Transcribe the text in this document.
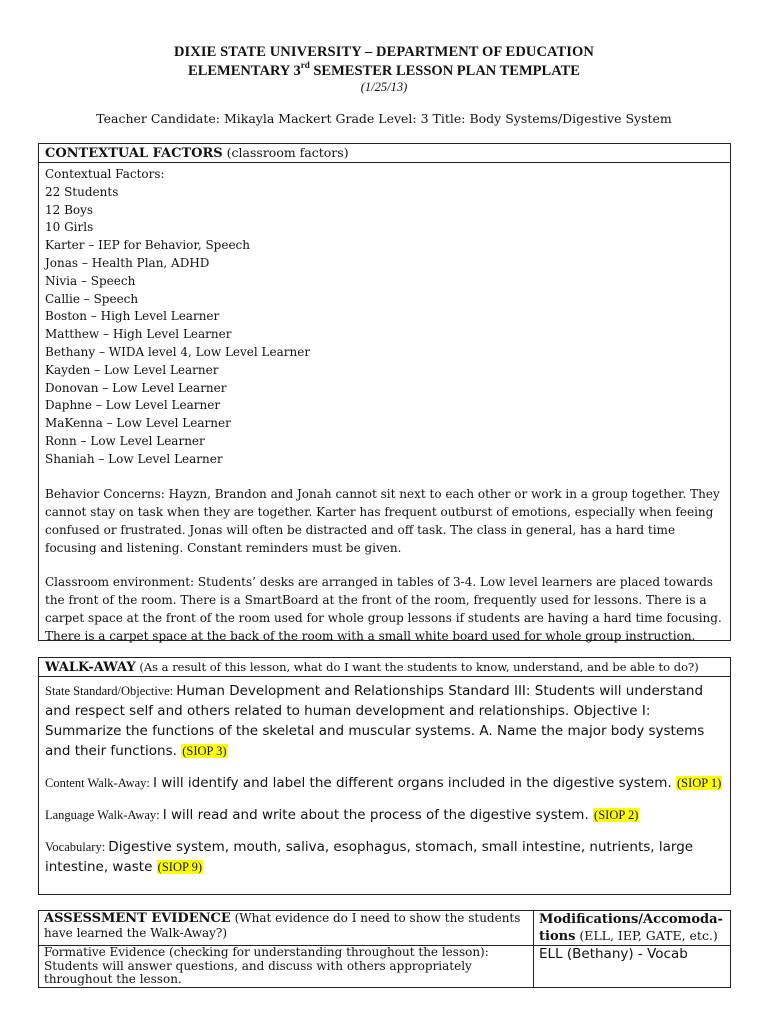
DIXIE STATE UNIVERSITY – DEPARTMENT OF EDUCATION
ELEMENTARY 3rd SEMESTER LESSON PLAN TEMPLATE
(1/25/13)
Teacher Candidate: Mikayla Mackert Grade Level: 3 Title: Body Systems/Digestive System
CONTEXTUAL FACTORS (classroom factors)
Contextual Factors:
22 Students
12 Boys
10 Girls
Karter – IEP for Behavior, Speech
Jonas – Health Plan, ADHD
Nivia – Speech
Callie – Speech
Boston – High Level Learner
Matthew – High Level Learner
Bethany – WIDA level 4, Low Level Learner
Kayden – Low Level Learner
Donovan – Low Level Learner
Daphne – Low Level Learner
MaKenna – Low Level Learner
Ronn – Low Level Learner
Shaniah – Low Level Learner
Behavior Concerns: Hayzn, Brandon and Jonah cannot sit next to each other or work in a group together. They cannot stay on task when they are together. Karter has frequent outburst of emotions, especially when feeing confused or frustrated. Jonas will often be distracted and off task. The class in general, has a hard time focusing and listening. Constant reminders must be given.
Classroom environment: Students’ desks are arranged in tables of 3-4. Low level learners are placed towards the front of the room. There is a SmartBoard at the front of the room, frequently used for lessons. There is a carpet space at the front of the room used for whole group lessons if students are having a hard time focusing. There is a carpet space at the back of the room with a small white board used for whole group instruction.
WALK-AWAY (As a result of this lesson, what do I want the students to know, understand, and be able to do?)
State Standard/Objective: Human Development and Relationships Standard III: Students will understand and respect self and others related to human development and relationships. Objective I: Summarize the functions of the skeletal and muscular systems. A. Name the major body systems and their functions. (SIOP 3)
Content Walk-Away: I will identify and label the different organs included in the digestive system. (SIOP 1)
Language Walk-Away: I will read and write about the process of the digestive system. (SIOP 2)
Vocabulary: Digestive system, mouth, saliva, esophagus, stomach, small intestine, nutrients, large intestine, waste (SIOP 9)
ASSESSMENT EVIDENCE (What evidence do I need to show the students have learned the Walk-Away?)	Modifications/Accomoda-tions (ELL, IEP, GATE, etc.)
Formative Evidence (checking for understanding throughout the lesson): Students will answer questions, and discuss with others appropriately throughout the lesson.	ELL (Bethany) - Vocab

+-------+

— Requirement —
Each line in the records above should be reproduced exactly; images are not copied.

— Exercise result —
Transcribe the text in this document.
DIXIE STATE UNIVERSITY – DEPARTMENT OF EDUCATION
ELEMENTARY 3rd SEMESTER LESSON PLAN TEMPLATE
(1/25/13)
Teacher Candidate: Mikayla Mackert Grade Level: 3 Title: Body Systems/Digestive System
CONTEXTUAL FACTORS (classroom factors)
Contextual Factors:
22 Students
12 Boys
10 Girls
Karter – IEP for Behavior, Speech
Jonas – Health Plan, ADHD
Nivia – Speech
Callie – Speech
Boston – High Level Learner
Matthew – High Level Learner
Bethany – WIDA level 4, Low Level Learner
Kayden – Low Level Learner
Donovan – Low Level Learner
Daphne – Low Level Learner
MaKenna – Low Level Learner
Ronn – Low Level Learner
Shaniah – Low Level Learner
Behavior Concerns: Hayzn, Brandon and Jonah cannot sit next to each other or work in a group together. They cannot stay on task when they are together. Karter has frequent outburst of emotions, especially when feeing confused or frustrated. Jonas will often be distracted and off task. The class in general, has a hard time focusing and listening. Constant reminders must be given.
Classroom environment: Students’ desks are arranged in tables of 3-4. Low level learners are placed towards the front of the room. There is a SmartBoard at the front of the room, frequently used for lessons. There is a carpet space at the front of the room used for whole group lessons if students are having a hard time focusing. There is a carpet space at the back of the room with a small white board used for whole group instruction.
WALK-AWAY (As a result of this lesson, what do I want the students to know, understand, and be able to do?)
State Standard/Objective: Human Development and Relationships Standard III: Students will understand and respect self and others related to human development and relationships. Objective I: Summarize the functions of the skeletal and muscular systems. A. Name the major body systems and their functions. (SIOP 3)
Content Walk-Away: I will identify and label the different organs included in the digestive system. (SIOP 1)
Language Walk-Away: I will read and write about the process of the digestive system. (SIOP 2)
Vocabulary: Digestive system, mouth, saliva, esophagus, stomach, small intestine, nutrients, large intestine, waste (SIOP 9)
ASSESSMENT EVIDENCE (What evidence do I need to show the students have learned the Walk-Away?)	Modifications/Accomoda-tions (ELL, IEP, GATE, etc.)
Formative Evidence (checking for understanding throughout the lesson): Students will answer questions, and discuss with others appropriately throughout the lesson.	ELL (Bethany) - Vocab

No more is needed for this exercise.